» DIRECTIONS FOR THIS TASK
Copy every line from the records below that holds the word "tento".
>> Begin DATA FOR THE TASK
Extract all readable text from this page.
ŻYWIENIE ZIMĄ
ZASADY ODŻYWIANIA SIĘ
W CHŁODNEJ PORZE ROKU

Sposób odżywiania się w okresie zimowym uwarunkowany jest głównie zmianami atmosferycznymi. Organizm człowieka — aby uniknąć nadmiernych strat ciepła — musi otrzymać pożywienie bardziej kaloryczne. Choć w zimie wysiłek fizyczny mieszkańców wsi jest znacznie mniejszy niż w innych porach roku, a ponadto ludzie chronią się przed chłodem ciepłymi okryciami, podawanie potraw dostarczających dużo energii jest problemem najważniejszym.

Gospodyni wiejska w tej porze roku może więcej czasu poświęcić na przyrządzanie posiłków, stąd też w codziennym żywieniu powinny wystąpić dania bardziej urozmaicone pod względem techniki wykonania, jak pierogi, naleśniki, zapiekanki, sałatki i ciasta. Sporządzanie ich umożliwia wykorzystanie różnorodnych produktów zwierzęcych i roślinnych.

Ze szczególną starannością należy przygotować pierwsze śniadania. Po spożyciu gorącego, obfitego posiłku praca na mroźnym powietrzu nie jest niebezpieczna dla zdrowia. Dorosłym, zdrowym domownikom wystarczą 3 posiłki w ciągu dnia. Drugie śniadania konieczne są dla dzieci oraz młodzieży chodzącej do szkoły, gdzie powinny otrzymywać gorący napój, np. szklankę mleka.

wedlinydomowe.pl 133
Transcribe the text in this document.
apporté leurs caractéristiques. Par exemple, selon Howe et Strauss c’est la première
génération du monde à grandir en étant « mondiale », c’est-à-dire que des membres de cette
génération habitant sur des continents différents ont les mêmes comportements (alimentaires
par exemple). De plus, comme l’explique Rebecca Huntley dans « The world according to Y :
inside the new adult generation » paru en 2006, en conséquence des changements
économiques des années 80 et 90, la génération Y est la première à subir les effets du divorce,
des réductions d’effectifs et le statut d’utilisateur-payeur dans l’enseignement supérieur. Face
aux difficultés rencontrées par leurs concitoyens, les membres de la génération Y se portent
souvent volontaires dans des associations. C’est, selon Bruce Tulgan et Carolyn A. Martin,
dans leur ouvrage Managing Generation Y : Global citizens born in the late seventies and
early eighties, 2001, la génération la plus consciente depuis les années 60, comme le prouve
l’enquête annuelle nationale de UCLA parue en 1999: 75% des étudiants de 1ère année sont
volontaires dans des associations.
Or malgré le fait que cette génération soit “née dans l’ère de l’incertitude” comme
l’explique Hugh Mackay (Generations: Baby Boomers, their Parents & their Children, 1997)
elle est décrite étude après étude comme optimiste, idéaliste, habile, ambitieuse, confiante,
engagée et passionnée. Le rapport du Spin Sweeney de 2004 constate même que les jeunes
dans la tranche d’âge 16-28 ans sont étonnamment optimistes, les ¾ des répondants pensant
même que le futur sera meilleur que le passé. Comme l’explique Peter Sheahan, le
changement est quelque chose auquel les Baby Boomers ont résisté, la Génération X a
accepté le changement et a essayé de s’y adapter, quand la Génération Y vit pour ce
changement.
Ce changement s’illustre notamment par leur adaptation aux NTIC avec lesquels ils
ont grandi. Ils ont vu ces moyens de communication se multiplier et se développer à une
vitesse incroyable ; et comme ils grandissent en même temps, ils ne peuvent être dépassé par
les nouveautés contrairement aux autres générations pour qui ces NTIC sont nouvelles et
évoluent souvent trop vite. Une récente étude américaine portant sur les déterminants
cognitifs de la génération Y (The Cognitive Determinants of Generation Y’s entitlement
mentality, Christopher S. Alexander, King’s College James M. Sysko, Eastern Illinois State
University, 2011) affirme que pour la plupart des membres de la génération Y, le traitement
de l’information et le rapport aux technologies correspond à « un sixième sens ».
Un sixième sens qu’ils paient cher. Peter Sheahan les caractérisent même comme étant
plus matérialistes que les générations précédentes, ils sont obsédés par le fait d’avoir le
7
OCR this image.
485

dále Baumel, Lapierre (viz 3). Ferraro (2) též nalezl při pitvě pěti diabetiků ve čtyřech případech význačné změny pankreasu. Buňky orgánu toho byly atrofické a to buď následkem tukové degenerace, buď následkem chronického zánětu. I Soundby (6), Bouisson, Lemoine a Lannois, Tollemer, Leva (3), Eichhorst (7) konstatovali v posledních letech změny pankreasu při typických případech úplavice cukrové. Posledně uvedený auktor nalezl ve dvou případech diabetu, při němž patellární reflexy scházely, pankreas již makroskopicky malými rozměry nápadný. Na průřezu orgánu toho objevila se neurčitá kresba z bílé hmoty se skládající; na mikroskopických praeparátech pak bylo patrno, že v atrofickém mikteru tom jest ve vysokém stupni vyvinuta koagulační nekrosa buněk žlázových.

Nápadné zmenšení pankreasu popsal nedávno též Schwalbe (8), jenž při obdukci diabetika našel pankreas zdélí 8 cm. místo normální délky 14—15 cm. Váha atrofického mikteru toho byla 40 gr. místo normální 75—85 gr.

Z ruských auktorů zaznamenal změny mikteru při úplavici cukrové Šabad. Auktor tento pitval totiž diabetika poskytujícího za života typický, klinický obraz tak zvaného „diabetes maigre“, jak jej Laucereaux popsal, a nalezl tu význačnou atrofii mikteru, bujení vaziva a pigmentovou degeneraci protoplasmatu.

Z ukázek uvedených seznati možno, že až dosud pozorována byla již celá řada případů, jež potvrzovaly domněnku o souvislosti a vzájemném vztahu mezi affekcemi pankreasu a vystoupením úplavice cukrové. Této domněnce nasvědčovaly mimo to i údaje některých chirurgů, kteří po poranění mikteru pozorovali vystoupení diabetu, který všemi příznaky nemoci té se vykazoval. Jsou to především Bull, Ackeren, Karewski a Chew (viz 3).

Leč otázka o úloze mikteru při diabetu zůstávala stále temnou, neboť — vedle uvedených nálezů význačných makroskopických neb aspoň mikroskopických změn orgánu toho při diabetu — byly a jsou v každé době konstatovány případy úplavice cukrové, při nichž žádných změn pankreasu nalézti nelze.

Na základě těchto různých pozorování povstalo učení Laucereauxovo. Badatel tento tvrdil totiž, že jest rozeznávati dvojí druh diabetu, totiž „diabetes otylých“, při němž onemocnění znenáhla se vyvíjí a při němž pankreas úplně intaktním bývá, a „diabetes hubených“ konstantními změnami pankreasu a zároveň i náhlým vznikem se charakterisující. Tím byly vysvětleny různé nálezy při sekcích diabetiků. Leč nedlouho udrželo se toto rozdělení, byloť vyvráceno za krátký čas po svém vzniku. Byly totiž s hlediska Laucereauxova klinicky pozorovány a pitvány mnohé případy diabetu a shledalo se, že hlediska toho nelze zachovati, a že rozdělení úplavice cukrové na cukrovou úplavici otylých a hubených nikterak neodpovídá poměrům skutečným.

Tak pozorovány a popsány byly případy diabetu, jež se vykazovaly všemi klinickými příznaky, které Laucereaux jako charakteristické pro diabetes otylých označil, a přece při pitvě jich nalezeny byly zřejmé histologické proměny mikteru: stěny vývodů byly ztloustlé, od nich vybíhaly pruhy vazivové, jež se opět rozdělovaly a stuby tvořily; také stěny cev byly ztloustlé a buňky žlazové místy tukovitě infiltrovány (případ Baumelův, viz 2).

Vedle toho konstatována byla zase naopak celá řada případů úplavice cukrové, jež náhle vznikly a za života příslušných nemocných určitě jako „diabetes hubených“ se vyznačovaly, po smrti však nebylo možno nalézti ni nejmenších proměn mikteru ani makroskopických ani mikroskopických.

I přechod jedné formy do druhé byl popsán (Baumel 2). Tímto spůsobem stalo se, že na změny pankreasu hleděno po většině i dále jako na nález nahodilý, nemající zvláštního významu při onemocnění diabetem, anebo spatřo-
>> End DATA FOR THE TASK
» COMPLETED TASK
Z ruských auktorů zaznamenal změny mikteru při úplavici cukrové Šabad. Auktor tento pitval totiž diabetika poskytujícího za života typický, klinický obraz tak zvaného „diabetes maigre“, jak jej Laucereaux popsal, a nalezl tu význačnou atrofii mikteru, bujení vaziva a pigmentovou degeneraci protoplasmatu.
Na základě těchto různých pozorování povstalo učení Laucereauxovo. Badatel tento tvrdil totiž, že jest rozeznávati dvojí druh diabetu, totiž „diabetes otylých“, při němž onemocnění znenáhla se vyvíjí a při němž pankreas úplně intaktním bývá, a „diabetes hubených“ konstantními změnami pankreasu a zároveň i náhlým vznikem se charakterisující. Tím byly vysvětleny různé nálezy při sekcích diabetiků. Leč nedlouho udrželo se toto rozdělení, byloť vyvráceno za krátký čas po svém vzniku. Byly totiž s hlediska Laucereauxova klinicky pozorovány a pitvány mnohé případy diabetu a shledalo se, že hlediska toho nelze zachovati, a že rozdělení úplavice cukrové na cukrovou úplavici otylých a hubených nikterak neodpovídá poměrům skutečným.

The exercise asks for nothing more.